▶ [Objective]:
Count how many lines hold the word "지원한도" and give that number as the whole answer.

▶ [Provided data]:

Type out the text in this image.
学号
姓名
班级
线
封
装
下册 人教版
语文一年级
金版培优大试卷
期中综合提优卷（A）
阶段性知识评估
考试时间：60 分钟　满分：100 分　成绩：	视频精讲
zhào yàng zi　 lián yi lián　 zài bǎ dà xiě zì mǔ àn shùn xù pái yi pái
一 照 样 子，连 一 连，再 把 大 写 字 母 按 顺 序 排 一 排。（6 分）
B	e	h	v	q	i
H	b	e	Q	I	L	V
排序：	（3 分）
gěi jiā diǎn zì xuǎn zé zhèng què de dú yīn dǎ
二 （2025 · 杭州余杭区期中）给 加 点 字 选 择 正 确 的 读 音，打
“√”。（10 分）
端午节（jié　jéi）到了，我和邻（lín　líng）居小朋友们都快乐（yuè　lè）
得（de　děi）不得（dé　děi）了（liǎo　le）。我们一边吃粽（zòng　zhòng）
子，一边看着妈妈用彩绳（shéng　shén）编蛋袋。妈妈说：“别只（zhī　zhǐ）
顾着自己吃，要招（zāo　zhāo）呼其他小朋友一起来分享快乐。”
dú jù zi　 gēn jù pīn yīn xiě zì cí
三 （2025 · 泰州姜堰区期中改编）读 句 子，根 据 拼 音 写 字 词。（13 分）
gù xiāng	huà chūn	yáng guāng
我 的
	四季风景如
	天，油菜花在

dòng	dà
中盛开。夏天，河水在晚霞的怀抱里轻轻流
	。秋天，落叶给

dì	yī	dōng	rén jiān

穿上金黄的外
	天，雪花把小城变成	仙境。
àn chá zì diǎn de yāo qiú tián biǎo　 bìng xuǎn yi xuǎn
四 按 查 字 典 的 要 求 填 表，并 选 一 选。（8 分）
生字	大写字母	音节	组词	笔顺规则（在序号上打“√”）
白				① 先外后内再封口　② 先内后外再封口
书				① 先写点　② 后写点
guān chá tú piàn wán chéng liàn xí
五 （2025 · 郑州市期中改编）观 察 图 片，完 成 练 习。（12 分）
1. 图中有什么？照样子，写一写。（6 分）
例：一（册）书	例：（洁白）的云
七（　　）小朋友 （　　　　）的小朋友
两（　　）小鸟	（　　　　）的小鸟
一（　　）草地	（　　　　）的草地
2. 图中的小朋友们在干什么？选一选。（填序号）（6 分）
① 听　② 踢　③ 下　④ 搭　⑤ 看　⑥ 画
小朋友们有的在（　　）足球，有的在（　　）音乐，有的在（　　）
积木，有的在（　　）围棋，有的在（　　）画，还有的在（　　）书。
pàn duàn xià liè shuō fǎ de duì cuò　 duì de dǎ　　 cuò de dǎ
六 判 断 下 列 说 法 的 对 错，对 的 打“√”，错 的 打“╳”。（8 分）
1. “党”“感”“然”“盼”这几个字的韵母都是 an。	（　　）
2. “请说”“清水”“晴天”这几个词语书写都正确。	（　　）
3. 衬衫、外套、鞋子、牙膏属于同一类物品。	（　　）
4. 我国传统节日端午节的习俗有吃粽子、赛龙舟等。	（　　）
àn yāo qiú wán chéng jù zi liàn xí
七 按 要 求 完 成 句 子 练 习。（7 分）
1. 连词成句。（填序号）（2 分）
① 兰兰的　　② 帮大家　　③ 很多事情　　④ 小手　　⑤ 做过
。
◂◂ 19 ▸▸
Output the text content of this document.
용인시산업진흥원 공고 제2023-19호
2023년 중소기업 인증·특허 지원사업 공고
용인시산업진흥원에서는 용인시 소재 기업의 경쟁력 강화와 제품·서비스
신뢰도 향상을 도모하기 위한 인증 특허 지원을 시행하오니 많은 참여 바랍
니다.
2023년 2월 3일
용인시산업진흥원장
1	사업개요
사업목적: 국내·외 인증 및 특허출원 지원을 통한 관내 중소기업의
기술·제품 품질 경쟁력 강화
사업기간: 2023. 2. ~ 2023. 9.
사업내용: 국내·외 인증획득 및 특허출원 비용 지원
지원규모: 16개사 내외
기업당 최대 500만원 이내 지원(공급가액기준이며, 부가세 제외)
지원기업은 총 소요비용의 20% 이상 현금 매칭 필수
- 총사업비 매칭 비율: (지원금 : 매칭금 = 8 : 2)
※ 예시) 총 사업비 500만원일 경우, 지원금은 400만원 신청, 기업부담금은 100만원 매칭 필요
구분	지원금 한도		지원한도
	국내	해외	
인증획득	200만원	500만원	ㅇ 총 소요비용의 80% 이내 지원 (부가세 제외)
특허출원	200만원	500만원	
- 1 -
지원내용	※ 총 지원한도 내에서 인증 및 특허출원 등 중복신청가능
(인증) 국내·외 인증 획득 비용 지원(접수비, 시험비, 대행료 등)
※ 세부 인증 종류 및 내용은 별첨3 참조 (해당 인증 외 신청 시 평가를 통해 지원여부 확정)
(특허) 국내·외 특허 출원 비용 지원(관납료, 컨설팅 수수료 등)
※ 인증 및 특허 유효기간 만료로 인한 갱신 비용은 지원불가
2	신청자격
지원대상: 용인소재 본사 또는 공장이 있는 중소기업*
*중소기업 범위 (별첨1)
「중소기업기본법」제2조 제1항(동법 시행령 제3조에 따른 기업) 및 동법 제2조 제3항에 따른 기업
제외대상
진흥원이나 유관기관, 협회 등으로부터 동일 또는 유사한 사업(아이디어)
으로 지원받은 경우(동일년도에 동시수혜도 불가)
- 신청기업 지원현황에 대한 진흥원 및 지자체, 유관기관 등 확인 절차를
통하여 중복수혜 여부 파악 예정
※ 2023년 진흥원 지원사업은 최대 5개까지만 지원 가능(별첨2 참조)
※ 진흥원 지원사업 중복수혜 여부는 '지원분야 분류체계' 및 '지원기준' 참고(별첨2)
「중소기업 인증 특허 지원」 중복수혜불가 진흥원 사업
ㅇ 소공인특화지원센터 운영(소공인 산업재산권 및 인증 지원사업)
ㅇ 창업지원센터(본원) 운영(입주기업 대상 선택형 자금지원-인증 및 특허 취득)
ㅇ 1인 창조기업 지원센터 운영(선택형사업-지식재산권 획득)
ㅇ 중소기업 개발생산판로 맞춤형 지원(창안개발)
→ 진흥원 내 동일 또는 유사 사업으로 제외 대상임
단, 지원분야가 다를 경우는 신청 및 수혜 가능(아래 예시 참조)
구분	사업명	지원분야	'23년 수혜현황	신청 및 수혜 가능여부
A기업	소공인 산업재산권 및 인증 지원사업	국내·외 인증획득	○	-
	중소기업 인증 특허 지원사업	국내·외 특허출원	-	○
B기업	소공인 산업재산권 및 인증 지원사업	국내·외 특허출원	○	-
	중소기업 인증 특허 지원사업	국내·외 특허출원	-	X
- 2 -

▶ [Output of the exercise]:
2